BEGIN
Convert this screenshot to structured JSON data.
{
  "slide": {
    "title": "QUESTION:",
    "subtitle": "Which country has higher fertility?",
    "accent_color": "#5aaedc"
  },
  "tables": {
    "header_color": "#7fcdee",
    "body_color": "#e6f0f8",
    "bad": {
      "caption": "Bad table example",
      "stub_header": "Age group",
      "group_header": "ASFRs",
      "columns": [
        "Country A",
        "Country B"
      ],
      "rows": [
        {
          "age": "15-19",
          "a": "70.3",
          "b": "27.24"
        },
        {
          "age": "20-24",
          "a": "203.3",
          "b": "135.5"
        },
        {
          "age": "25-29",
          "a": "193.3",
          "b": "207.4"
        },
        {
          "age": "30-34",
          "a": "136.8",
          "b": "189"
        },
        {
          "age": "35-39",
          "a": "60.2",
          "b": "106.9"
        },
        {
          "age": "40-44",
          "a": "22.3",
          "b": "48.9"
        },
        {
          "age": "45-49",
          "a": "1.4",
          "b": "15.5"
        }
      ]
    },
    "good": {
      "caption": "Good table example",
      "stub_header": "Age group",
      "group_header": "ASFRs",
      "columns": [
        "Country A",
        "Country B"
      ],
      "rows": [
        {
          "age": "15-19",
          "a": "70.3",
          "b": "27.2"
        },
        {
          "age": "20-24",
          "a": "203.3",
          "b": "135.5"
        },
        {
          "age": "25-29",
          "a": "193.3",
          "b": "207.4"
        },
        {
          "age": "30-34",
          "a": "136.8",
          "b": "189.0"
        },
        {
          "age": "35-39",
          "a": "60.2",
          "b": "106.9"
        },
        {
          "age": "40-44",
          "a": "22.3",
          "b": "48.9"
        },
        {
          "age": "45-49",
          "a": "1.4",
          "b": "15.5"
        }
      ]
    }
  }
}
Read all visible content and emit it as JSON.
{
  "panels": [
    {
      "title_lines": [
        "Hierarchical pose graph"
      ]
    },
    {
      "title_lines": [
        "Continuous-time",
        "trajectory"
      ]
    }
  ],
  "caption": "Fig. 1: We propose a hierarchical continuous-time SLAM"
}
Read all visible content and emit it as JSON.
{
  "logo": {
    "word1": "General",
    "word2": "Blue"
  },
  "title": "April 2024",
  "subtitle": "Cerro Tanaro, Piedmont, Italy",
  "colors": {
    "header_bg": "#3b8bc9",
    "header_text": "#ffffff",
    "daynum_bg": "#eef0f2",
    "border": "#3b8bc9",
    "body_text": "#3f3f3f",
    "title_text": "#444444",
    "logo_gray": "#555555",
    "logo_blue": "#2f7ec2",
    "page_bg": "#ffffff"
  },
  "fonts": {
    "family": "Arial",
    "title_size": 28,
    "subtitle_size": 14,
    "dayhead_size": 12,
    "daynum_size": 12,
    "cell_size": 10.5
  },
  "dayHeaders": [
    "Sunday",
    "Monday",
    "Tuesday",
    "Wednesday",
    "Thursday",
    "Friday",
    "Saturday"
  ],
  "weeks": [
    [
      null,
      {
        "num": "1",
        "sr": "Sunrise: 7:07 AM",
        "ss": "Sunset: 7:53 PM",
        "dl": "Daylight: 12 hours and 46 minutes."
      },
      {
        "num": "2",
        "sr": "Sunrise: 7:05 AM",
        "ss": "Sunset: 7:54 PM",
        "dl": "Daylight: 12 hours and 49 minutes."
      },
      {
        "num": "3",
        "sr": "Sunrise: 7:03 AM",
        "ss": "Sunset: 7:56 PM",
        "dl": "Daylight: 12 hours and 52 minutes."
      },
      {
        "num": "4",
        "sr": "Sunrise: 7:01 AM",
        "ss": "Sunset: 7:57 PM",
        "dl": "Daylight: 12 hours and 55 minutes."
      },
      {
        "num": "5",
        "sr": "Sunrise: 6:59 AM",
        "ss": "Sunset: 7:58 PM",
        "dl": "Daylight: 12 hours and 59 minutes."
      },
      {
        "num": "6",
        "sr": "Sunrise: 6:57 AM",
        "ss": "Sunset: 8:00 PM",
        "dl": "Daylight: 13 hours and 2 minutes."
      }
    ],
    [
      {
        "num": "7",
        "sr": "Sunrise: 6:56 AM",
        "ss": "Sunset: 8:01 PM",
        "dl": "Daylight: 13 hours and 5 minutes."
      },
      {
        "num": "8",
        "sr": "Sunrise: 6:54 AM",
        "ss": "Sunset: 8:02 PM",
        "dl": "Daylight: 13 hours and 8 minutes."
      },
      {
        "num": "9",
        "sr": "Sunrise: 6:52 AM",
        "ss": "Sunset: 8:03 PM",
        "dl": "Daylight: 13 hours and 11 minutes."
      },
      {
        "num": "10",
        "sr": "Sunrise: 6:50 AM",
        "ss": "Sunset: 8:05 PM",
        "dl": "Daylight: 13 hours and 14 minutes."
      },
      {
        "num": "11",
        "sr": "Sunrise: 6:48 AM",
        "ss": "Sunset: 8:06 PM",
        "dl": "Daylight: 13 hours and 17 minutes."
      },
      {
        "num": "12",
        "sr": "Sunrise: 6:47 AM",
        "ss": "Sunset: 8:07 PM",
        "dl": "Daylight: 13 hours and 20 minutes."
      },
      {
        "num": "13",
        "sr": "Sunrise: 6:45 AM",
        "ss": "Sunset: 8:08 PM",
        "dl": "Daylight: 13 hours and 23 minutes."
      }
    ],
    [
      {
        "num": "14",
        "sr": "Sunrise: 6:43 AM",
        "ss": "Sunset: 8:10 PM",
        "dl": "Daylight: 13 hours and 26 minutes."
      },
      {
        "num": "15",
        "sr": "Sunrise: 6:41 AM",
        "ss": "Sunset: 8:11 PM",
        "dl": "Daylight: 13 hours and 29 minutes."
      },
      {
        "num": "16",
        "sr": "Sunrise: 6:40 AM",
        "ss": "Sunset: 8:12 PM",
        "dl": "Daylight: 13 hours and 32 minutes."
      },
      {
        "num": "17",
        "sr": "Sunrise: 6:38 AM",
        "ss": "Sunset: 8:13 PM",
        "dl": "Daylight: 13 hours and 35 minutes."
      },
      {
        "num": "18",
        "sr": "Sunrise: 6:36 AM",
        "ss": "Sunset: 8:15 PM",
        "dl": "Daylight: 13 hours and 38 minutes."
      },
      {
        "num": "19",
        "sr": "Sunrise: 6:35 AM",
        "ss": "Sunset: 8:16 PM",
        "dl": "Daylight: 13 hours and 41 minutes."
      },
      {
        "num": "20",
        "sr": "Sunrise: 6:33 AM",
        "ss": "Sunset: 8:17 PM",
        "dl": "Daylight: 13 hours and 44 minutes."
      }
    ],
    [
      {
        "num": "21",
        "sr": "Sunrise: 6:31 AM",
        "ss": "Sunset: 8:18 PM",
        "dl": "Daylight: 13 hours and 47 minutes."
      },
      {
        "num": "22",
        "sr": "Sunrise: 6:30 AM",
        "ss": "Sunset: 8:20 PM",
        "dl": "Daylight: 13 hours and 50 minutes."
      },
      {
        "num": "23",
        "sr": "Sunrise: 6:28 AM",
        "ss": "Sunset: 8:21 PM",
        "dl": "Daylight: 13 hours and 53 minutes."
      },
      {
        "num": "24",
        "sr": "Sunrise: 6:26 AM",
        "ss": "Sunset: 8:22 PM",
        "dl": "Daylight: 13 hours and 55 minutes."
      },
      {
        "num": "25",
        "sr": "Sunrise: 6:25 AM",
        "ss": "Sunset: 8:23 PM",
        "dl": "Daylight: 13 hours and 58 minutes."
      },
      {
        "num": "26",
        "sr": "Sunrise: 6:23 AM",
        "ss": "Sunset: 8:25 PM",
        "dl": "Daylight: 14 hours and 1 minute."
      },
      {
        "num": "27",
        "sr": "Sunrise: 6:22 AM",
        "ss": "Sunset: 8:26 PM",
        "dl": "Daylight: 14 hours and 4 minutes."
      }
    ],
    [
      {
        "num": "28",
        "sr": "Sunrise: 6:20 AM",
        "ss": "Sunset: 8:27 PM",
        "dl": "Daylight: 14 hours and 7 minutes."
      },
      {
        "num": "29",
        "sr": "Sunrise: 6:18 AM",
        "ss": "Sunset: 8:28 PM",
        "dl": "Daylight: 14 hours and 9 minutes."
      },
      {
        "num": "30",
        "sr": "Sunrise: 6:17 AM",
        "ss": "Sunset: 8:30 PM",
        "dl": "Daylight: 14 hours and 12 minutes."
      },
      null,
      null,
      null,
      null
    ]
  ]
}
END
* EXERCISE: Extract all lines that hold the word "example".

* SOLUTION:
      "caption": "Bad table example",
      "caption": "Good table example",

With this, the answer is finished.